Work to be completed: Present every line of the material below as a Markdown table with the columns Row and Entry, numbering each line in Row and placing the line itself in Entry, leaving out any blank lines.

Dataset records:
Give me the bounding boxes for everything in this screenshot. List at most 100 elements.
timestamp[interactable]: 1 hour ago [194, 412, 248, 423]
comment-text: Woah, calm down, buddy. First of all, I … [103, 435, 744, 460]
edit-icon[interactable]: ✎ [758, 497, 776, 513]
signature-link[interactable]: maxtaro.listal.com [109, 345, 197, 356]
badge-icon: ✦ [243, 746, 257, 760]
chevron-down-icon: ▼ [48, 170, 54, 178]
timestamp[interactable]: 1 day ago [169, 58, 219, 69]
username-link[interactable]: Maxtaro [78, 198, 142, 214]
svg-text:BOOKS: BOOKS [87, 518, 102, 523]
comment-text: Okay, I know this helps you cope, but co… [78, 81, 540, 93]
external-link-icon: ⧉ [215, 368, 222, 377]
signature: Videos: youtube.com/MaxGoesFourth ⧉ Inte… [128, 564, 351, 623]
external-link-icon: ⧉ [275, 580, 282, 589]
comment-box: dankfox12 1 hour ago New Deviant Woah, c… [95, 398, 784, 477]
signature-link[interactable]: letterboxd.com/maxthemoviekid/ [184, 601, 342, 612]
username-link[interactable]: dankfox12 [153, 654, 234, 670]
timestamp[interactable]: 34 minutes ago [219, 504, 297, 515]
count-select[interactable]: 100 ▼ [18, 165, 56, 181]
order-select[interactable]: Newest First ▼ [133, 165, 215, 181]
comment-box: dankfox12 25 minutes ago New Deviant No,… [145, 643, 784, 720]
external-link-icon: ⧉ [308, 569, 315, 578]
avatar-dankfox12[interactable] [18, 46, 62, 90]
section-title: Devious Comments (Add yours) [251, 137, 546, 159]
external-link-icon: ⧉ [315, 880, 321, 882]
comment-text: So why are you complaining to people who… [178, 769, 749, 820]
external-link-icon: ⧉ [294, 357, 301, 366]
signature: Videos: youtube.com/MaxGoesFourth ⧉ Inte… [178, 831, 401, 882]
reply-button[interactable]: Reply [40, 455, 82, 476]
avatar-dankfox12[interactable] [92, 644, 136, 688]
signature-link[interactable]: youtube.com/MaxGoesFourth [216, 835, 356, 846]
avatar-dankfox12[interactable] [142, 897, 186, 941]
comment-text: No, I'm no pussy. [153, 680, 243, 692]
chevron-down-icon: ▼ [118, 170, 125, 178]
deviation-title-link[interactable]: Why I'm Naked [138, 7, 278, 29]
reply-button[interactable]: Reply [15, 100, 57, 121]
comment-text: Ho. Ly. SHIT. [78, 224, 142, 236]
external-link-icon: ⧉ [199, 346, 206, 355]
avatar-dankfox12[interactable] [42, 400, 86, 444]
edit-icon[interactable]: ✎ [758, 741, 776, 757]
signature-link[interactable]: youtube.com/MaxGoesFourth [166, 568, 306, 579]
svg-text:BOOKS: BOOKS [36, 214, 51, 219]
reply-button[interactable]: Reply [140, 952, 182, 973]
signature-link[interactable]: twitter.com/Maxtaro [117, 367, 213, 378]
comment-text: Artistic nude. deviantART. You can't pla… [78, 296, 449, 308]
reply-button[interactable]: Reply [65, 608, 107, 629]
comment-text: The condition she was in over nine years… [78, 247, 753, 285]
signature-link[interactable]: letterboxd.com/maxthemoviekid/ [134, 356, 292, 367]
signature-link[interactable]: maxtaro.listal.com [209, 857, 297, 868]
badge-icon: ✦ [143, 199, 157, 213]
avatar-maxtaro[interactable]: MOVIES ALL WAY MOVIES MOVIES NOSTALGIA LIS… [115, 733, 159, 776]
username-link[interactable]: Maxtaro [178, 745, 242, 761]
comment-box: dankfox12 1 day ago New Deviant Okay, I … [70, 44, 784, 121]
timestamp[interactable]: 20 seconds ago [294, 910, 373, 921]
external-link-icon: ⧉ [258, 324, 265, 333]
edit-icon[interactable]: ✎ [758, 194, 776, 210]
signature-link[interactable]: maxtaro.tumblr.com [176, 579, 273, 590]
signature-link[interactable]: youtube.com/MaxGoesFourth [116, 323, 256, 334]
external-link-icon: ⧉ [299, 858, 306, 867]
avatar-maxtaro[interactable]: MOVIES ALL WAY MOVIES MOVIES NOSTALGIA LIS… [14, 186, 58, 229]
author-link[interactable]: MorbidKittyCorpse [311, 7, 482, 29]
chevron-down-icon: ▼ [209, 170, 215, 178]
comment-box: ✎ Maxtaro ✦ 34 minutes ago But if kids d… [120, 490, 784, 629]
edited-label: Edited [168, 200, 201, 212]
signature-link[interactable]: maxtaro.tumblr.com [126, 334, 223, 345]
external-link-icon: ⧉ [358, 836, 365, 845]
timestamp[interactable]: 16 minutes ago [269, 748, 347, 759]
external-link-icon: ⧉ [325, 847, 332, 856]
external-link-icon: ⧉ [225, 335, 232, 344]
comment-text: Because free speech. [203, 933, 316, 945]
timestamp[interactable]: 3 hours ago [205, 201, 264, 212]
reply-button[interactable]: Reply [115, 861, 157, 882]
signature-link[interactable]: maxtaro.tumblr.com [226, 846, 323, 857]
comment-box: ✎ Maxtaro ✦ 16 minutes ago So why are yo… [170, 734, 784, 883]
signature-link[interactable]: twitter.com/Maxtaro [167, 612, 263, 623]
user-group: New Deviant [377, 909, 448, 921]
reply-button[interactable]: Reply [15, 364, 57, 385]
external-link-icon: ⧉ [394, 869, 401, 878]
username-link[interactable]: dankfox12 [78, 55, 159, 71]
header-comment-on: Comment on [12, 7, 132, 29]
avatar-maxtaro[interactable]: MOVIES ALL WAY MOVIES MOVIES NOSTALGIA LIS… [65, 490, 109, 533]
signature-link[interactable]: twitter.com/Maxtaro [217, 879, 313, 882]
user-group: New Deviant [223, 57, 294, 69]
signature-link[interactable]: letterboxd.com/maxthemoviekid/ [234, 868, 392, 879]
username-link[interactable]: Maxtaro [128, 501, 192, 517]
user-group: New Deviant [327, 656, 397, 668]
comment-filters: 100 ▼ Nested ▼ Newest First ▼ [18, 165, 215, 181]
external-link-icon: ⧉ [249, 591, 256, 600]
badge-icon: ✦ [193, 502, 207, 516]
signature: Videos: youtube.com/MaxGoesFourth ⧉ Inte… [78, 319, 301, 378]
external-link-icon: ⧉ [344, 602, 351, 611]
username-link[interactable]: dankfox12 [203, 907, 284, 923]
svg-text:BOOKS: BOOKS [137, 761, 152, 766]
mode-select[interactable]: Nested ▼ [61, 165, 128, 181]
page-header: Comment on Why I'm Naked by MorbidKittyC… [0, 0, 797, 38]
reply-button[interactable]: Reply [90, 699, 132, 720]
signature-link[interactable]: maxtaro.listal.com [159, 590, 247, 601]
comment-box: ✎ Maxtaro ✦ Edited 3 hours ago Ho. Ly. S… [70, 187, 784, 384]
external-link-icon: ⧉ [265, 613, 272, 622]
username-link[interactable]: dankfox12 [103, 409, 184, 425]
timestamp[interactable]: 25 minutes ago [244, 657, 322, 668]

The solution:
| Row | Entry |
|---|---|
| 1 | Give me the bounding boxes for everything in this screenshot. List at most 100 elements. |
| 2 | timestamp[interactable]: 1 hour ago [194, 412, 248, 423] |
| 3 | comment-text: Woah, calm down, buddy. First of all, I … [103, 435, 744, 460] |
| 4 | edit-icon[interactable]: ✎ [758, 497, 776, 513] |
| 5 | signature-link[interactable]: maxtaro.listal.com [109, 345, 197, 356] |
| 6 | badge-icon: ✦ [243, 746, 257, 760] |
| 7 | chevron-down-icon: ▼ [48, 170, 54, 178] |
| 8 | timestamp[interactable]: 1 day ago [169, 58, 219, 69] |
| 9 | username-link[interactable]: Maxtaro [78, 198, 142, 214] |
| 10 | svg-text:BOOKS: BOOKS [87, 518, 102, 523] |
| 11 | comment-text: Okay, I know this helps you cope, but co… [78, 81, 540, 93] |
| 12 | external-link-icon: ⧉ [215, 368, 222, 377] |
| 13 | signature: Videos: youtube.com/MaxGoesFourth ⧉ Inte… [128, 564, 351, 623] |
| 14 | external-link-icon: ⧉ [275, 580, 282, 589] |
| 15 | comment-box: dankfox12 1 hour ago New Deviant Woah, c… [95, 398, 784, 477] |
| 16 | signature-link[interactable]: letterboxd.com/maxthemoviekid/ [184, 601, 342, 612] |
| 17 | username-link[interactable]: dankfox12 [153, 654, 234, 670] |
| 18 | timestamp[interactable]: 34 minutes ago [219, 504, 297, 515] |
| 19 | count-select[interactable]: 100 ▼ [18, 165, 56, 181] |
| 20 | order-select[interactable]: Newest First ▼ [133, 165, 215, 181] |
| 21 | comment-box: dankfox12 25 minutes ago New Deviant No,… [145, 643, 784, 720] |
| 22 | external-link-icon: ⧉ [308, 569, 315, 578] |
| 23 | avatar-dankfox12[interactable] [18, 46, 62, 90] |
| 24 | section-title: Devious Comments (Add yours) [251, 137, 546, 159] |
| 25 | external-link-icon: ⧉ [315, 880, 321, 882] |
| 26 | comment-text: So why are you complaining to people who… [178, 769, 749, 820] |
| 27 | external-link-icon: ⧉ [294, 357, 301, 366] |
| 28 | signature: Videos: youtube.com/MaxGoesFourth ⧉ Inte… [178, 831, 401, 882] |
| 29 | reply-button[interactable]: Reply [40, 455, 82, 476] |
| 30 | avatar-dankfox12[interactable] [92, 644, 136, 688] |
| 31 | signature-link[interactable]: youtube.com/MaxGoesFourth [216, 835, 356, 846] |
| 32 | avatar-dankfox12[interactable] [142, 897, 186, 941] |
| 33 | comment-text: No, I'm no pussy. [153, 680, 243, 692] |
| 34 | chevron-down-icon: ▼ [118, 170, 125, 178] |
| 35 | deviation-title-link[interactable]: Why I'm Naked [138, 7, 278, 29] |
| 36 | reply-button[interactable]: Reply [15, 100, 57, 121] |
| 37 | comment-text: Ho. Ly. SHIT. [78, 224, 142, 236] |
| 38 | external-link-icon: ⧉ [199, 346, 206, 355] |
| 39 | avatar-dankfox12[interactable] [42, 400, 86, 444] |
| 40 | edit-icon[interactable]: ✎ [758, 741, 776, 757] |
| 41 | signature-link[interactable]: youtube.com/MaxGoesFourth [166, 568, 306, 579] |
| 42 | svg-text:BOOKS: BOOKS [36, 214, 51, 219] |
| 43 | reply-button[interactable]: Reply [140, 952, 182, 973] |
| 44 | signature-link[interactable]: twitter.com/Maxtaro [117, 367, 213, 378] |
| 45 | comment-text: Artistic nude. deviantART. You can't pla… [78, 296, 449, 308] |
| 46 | reply-button[interactable]: Reply [65, 608, 107, 629] |
| 47 | comment-text: The condition she was in over nine years… [78, 247, 753, 285] |
| 48 | signature-link[interactable]: letterboxd.com/maxthemoviekid/ [134, 356, 292, 367] |
| 49 | signature-link[interactable]: maxtaro.listal.com [209, 857, 297, 868] |
| 50 | badge-icon: ✦ [143, 199, 157, 213] |
| 51 | avatar-maxtaro[interactable]: MOVIES ALL WAY MOVIES MOVIES NOSTALGIA LIS… [115, 733, 159, 776] |
| 52 | username-link[interactable]: Maxtaro [178, 745, 242, 761] |
| 53 | comment-box: dankfox12 1 day ago New Deviant Okay, I … [70, 44, 784, 121] |
| 54 | timestamp[interactable]: 20 seconds ago [294, 910, 373, 921] |
| 55 | external-link-icon: ⧉ [258, 324, 265, 333] |
| 56 | edit-icon[interactable]: ✎ [758, 194, 776, 210] |
| 57 | signature-link[interactable]: maxtaro.tumblr.com [176, 579, 273, 590] |
| 58 | signature-link[interactable]: youtube.com/MaxGoesFourth [116, 323, 256, 334] |
| 59 | external-link-icon: ⧉ [299, 858, 306, 867] |
| 60 | avatar-maxtaro[interactable]: MOVIES ALL WAY MOVIES MOVIES NOSTALGIA LIS… [14, 186, 58, 229] |
| 61 | author-link[interactable]: MorbidKittyCorpse [311, 7, 482, 29] |
| 62 | chevron-down-icon: ▼ [209, 170, 215, 178] |
| 63 | comment-box: ✎ Maxtaro ✦ 34 minutes ago But if kids d… [120, 490, 784, 629] |
| 64 | edited-label: Edited [168, 200, 201, 212] |
| 65 | signature-link[interactable]: maxtaro.tumblr.com [126, 334, 223, 345] |
| 66 | external-link-icon: ⧉ [358, 836, 365, 845] |
| 67 | timestamp[interactable]: 16 minutes ago [269, 748, 347, 759] |
| 68 | external-link-icon: ⧉ [325, 847, 332, 856] |
| 69 | external-link-icon: ⧉ [225, 335, 232, 344] |
| 70 | comment-text: Because free speech. [203, 933, 316, 945] |
| 71 | timestamp[interactable]: 3 hours ago [205, 201, 264, 212] |
| 72 | reply-button[interactable]: Reply [115, 861, 157, 882] |
| 73 | signature-link[interactable]: maxtaro.tumblr.com [226, 846, 323, 857] |
| 74 | comment-box: ✎ Maxtaro ✦ 16 minutes ago So why are yo… [170, 734, 784, 883] |
| 75 | signature-link[interactable]: twitter.com/Maxtaro [167, 612, 263, 623] |
| 76 | user-group: New Deviant [377, 909, 448, 921] |
| 77 | reply-button[interactable]: Reply [15, 364, 57, 385] |
| 78 | external-link-icon: ⧉ [394, 869, 401, 878] |
| 79 | username-link[interactable]: dankfox12 [78, 55, 159, 71] |
| 80 | header-comment-on: Comment on [12, 7, 132, 29] |
| 81 | avatar-maxtaro[interactable]: MOVIES ALL WAY MOVIES MOVIES NOSTALGIA LIS… [65, 490, 109, 533] |
| 82 | signature-link[interactable]: twitter.com/Maxtaro [217, 879, 313, 882] |
| 83 | user-group: New Deviant [223, 57, 294, 69] |
| 84 | signature-link[interactable]: letterboxd.com/maxthemoviekid/ [234, 868, 392, 879] |
| 85 | username-link[interactable]: Maxtaro [128, 501, 192, 517] |
| 86 | user-group: New Deviant [327, 656, 397, 668] |
| 87 | comment-filters: 100 ▼ Nested ▼ Newest First ▼ [18, 165, 215, 181] |
| 88 | external-link-icon: ⧉ [249, 591, 256, 600] |
| 89 | badge-icon: ✦ [193, 502, 207, 516] |
| 90 | signature: Videos: youtube.com/MaxGoesFourth ⧉ Inte… [78, 319, 301, 378] |
| 91 | external-link-icon: ⧉ [344, 602, 351, 611] |
| 92 | username-link[interactable]: dankfox12 [203, 907, 284, 923] |
| 93 | svg-text:BOOKS: BOOKS [137, 761, 152, 766] |
| 94 | mode-select[interactable]: Nested ▼ [61, 165, 128, 181] |
| 95 | page-header: Comment on Why I'm Naked by MorbidKittyC… [0, 0, 797, 38] |
| 96 | reply-button[interactable]: Reply [90, 699, 132, 720] |
| 97 | signature-link[interactable]: maxtaro.listal.com [159, 590, 247, 601] |
| 98 | comment-box: ✎ Maxtaro ✦ Edited 3 hours ago Ho. Ly. S… [70, 187, 784, 384] |
| 99 | external-link-icon: ⧉ [265, 613, 272, 622] |
| 100 | username-link[interactable]: dankfox12 [103, 409, 184, 425] |
| 101 | timestamp[interactable]: 25 minutes ago [244, 657, 322, 668] |